→ THE PROBLEM:
Lines that include the word "TradingView" are the ones to copy.

→ PROVIDED DATA:
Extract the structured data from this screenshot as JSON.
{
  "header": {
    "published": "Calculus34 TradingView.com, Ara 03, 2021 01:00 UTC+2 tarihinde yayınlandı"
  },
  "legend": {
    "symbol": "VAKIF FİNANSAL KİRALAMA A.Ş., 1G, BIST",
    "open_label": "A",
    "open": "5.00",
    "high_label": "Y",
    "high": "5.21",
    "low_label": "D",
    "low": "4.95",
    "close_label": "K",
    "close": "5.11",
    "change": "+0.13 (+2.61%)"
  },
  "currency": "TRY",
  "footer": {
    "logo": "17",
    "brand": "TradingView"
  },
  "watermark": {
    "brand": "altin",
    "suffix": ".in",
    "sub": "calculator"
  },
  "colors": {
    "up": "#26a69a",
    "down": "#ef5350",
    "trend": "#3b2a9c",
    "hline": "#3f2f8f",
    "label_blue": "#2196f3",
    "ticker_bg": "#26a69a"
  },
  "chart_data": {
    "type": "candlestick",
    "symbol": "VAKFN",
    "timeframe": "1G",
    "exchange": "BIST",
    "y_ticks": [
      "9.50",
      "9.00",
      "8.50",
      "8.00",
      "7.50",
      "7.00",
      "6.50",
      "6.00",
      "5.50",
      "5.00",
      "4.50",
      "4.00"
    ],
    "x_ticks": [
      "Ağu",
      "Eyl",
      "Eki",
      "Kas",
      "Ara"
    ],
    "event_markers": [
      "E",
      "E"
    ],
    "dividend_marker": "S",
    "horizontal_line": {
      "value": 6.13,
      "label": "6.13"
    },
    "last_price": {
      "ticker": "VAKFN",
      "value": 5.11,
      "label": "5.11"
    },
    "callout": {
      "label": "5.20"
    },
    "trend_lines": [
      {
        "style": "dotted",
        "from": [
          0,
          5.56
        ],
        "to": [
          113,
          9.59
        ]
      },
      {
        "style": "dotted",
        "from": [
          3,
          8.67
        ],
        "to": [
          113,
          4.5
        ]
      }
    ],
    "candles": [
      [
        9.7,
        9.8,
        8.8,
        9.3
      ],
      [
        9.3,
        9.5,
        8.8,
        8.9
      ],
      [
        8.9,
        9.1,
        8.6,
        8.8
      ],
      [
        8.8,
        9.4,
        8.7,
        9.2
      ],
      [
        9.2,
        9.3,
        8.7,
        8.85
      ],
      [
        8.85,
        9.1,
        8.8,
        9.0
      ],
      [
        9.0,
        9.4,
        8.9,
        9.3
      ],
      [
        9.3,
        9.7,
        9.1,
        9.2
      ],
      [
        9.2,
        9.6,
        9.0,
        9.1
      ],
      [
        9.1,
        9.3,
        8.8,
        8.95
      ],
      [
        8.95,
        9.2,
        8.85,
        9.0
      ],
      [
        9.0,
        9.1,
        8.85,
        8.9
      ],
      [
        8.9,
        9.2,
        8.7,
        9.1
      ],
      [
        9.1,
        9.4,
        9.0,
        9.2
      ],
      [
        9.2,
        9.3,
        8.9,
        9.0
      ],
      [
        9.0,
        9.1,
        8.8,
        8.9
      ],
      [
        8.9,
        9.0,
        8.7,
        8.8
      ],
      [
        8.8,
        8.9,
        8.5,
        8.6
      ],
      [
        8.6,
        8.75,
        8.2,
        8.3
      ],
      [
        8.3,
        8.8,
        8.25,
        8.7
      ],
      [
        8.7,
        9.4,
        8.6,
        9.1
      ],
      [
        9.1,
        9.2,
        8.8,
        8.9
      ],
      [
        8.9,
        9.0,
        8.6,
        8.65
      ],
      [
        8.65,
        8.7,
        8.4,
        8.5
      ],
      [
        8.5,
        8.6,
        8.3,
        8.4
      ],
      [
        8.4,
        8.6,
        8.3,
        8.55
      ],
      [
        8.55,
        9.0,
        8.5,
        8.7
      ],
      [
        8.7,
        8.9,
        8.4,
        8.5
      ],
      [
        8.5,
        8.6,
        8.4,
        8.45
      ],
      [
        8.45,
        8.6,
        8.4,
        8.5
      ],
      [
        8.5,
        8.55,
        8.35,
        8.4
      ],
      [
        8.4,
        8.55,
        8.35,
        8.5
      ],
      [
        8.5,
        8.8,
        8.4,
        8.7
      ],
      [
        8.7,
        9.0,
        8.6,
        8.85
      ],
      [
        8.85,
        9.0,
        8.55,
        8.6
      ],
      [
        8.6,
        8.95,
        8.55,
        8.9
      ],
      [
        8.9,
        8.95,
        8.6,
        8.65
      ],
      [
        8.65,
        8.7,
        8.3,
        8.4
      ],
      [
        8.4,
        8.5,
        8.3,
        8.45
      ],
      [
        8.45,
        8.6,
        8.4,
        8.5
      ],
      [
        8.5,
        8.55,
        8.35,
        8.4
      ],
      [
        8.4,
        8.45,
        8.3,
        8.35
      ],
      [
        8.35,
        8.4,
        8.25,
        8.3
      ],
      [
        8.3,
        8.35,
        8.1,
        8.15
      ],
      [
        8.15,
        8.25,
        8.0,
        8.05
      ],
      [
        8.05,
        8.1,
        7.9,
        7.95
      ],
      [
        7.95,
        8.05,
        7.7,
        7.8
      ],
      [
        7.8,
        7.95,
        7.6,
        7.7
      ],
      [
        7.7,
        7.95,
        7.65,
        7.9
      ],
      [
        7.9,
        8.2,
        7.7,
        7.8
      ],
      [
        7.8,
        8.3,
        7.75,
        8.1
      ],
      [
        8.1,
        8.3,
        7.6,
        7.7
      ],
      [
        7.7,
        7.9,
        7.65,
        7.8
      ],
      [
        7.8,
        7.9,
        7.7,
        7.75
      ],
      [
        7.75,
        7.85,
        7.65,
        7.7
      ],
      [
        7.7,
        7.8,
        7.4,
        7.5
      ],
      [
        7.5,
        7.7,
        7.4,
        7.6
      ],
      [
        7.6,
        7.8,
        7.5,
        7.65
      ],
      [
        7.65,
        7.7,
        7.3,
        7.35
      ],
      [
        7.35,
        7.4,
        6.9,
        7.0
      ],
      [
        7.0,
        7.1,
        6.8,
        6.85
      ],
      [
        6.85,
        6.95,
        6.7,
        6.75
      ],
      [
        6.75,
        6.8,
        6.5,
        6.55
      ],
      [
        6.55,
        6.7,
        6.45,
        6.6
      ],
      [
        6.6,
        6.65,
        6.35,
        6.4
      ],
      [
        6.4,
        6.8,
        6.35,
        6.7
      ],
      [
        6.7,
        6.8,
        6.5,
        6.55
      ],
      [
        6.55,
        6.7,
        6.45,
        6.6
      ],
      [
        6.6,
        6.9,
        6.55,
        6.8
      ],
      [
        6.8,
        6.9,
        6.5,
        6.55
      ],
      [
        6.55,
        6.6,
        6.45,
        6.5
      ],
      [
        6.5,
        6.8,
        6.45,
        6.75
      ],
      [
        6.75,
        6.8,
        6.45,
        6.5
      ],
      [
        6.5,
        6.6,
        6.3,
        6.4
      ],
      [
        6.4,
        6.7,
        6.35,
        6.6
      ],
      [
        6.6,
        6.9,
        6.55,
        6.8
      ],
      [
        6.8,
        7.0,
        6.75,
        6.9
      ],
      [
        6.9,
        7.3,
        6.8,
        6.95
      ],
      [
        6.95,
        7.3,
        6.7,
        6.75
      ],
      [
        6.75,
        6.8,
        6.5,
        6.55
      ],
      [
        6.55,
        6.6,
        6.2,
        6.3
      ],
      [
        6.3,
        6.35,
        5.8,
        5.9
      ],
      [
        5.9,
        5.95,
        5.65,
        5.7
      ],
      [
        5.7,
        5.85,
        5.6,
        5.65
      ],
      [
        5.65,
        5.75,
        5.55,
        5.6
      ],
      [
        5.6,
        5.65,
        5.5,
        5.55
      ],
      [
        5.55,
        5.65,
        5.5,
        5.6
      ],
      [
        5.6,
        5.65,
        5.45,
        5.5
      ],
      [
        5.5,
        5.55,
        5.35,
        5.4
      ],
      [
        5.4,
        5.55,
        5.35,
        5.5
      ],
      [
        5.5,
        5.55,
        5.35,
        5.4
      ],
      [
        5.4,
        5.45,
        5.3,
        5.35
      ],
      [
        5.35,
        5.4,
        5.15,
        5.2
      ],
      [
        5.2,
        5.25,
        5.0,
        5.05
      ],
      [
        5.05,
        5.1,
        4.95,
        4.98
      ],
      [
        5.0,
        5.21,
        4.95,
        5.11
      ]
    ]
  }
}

→ OUTPUT:
    "published": "Calculus34 TradingView.com, Ara 03, 2021 01:00 UTC+2 tarihinde yayınlandı"
    "brand": "TradingView"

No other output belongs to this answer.